- Given request
Where does the string "Parameters" appear? Copy every line of the entries below that holds it.

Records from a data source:
▼

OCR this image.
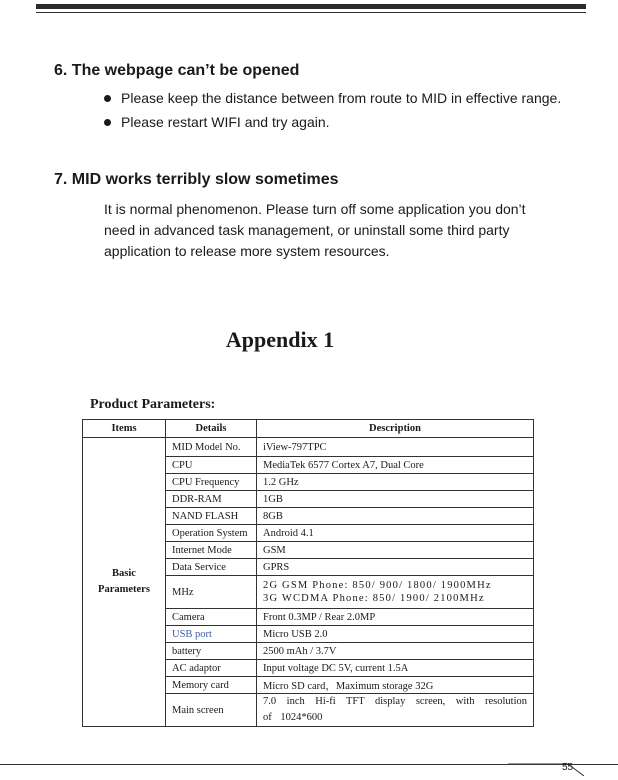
6. The webpage can’t be opened
Please keep the distance between from route to MID in effective range.
Please restart WIFI and try again.
7. MID works terribly slow sometimes
It is normal phenomenon. Please turn off some application you don’t
need in advanced task management, or uninstall some third party
application to release more system resources.
Appendix 1

Product Parameters:

Items	Details	Description

Basic
Parameters	MID Model No.	iView-797TPC
	CPU	MediaTek 6577 Cortex A7, Dual Core
	CPU Frequency	1.2 GHz
	DDR-RAM	1GB
	NAND FLASH	8GB
	Operation System	Android 4.1
	Internet Mode	GSM
	Data Service	GPRS
	MHz	2G GSM Phone: 850/ 900/ 1800/ 1900MHz
3G WCDMA Phone: 850/ 1900/ 2100MHz

	Camera	Front 0.3MP / Rear 2.0MP
	USB port	Micro USB 2.0
	battery	2500 mAh / 3.7V
	AC adaptor	Input voltage DC 5V, current 1.5A
	Memory card	Micro SD card，Maximum storage 32G
	Main screen	7.0 inch Hi-fi TFT display screen, with resolution of 1024*600
55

▲

- Solution to this problem
Product Parameters:
Parameters	MID Model No.	iView-797TPC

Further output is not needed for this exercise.